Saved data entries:
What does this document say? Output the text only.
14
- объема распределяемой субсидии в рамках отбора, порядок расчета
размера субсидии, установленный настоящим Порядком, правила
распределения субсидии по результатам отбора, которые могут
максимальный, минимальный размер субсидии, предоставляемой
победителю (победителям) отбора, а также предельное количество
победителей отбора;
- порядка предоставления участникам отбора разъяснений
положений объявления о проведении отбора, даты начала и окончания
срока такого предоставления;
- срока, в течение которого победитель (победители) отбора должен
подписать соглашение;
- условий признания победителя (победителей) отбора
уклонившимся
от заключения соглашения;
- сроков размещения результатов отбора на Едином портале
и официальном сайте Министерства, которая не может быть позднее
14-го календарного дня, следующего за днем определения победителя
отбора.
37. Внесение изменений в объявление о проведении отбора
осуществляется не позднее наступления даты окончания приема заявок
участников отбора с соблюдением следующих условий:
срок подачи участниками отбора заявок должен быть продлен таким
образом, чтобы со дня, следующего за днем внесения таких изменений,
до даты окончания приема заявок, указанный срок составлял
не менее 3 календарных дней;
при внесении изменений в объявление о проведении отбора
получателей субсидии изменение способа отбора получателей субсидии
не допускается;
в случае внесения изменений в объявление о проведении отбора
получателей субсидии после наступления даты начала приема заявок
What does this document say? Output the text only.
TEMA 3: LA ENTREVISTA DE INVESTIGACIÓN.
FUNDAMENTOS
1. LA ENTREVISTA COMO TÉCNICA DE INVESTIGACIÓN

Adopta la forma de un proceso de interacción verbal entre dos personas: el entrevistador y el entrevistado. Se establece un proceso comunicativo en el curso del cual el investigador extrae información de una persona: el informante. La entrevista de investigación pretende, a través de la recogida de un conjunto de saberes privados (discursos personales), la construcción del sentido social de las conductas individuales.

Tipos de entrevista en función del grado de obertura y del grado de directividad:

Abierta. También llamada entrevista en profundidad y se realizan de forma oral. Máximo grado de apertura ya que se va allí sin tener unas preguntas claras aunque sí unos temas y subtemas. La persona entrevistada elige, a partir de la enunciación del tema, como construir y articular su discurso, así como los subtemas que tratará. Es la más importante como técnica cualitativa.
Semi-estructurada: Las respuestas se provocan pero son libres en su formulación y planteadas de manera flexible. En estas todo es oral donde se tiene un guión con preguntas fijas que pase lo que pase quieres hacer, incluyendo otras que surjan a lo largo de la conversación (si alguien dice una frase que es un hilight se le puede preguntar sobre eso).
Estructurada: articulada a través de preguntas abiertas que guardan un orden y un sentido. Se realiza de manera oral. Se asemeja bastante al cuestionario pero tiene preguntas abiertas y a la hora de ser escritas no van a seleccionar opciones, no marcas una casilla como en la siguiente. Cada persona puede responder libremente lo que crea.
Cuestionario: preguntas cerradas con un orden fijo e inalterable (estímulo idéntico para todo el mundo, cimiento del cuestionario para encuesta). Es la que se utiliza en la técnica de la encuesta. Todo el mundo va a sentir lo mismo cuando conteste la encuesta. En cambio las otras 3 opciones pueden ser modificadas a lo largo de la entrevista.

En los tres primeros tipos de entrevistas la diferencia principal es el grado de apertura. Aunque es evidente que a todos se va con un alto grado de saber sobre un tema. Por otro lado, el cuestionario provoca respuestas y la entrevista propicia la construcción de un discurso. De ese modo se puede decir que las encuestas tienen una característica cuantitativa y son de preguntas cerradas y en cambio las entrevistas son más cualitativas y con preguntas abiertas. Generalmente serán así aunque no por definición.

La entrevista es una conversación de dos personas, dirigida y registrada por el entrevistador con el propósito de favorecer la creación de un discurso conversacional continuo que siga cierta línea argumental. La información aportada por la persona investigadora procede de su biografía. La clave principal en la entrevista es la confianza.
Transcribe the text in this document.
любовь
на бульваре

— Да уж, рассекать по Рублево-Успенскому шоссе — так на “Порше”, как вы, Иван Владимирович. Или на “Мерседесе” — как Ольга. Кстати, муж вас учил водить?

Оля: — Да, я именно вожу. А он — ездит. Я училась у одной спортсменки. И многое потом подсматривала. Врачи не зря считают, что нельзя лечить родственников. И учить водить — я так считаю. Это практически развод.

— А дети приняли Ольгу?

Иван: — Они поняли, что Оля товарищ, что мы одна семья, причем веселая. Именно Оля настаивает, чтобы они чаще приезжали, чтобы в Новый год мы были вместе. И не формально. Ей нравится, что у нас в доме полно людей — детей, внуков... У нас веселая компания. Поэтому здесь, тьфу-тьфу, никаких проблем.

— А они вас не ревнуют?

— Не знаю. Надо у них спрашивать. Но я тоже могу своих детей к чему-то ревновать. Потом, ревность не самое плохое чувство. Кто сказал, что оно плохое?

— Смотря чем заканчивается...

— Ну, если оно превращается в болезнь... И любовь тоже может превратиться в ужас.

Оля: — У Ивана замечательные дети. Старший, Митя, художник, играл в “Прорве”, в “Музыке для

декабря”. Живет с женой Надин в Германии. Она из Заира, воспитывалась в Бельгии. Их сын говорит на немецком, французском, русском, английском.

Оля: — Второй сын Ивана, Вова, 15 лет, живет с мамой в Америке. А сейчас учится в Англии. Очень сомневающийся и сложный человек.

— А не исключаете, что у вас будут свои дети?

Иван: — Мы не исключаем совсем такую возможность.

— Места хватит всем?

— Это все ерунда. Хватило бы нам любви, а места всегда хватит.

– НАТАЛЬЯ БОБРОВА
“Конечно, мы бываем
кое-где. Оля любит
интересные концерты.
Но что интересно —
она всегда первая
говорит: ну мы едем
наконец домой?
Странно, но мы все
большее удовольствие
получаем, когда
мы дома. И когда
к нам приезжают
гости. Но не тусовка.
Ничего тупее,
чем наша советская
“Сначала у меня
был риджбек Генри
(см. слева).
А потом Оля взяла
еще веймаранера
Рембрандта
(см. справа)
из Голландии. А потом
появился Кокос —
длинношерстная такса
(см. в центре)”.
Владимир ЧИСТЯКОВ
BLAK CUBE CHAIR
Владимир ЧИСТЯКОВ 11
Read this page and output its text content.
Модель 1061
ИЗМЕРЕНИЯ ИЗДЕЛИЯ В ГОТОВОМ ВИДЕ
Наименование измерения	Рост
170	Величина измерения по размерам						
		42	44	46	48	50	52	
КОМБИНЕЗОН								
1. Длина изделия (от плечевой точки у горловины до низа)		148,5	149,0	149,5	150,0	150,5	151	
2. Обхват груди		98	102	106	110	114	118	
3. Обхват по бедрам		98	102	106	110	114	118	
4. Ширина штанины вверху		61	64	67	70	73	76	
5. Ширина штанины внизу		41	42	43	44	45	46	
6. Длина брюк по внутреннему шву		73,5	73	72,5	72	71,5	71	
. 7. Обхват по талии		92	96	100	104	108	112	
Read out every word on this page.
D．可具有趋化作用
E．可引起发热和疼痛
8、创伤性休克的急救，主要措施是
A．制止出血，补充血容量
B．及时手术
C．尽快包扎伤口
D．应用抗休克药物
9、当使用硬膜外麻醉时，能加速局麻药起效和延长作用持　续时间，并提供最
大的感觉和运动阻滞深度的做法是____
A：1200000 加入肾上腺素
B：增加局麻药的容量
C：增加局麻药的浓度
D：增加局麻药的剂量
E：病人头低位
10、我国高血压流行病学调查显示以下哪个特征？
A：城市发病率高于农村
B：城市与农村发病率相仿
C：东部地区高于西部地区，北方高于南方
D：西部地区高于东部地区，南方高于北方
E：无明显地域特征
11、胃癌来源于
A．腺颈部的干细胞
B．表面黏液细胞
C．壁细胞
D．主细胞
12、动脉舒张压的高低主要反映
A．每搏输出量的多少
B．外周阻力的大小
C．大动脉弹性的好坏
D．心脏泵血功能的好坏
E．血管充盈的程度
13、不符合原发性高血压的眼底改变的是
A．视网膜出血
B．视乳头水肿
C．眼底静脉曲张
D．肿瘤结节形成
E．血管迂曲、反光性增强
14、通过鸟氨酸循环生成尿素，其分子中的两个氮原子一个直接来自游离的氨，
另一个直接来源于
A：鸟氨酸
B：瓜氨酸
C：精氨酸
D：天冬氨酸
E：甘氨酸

→ WHAT THIS TASK INVOLVES:
Pick out the lines containing the string "Ивана".

→ ANSWER TO THIS PROBLEM:
Оля: — У Ивана замечательные дети. Старший, Митя, художник, играл в “Прорве”, в “Музыке для
Оля: — Второй сын Ивана, Вова, 15 лет, живет с мамой в Америке. А сейчас учится в Англии. Очень сомневающийся и сложный человек.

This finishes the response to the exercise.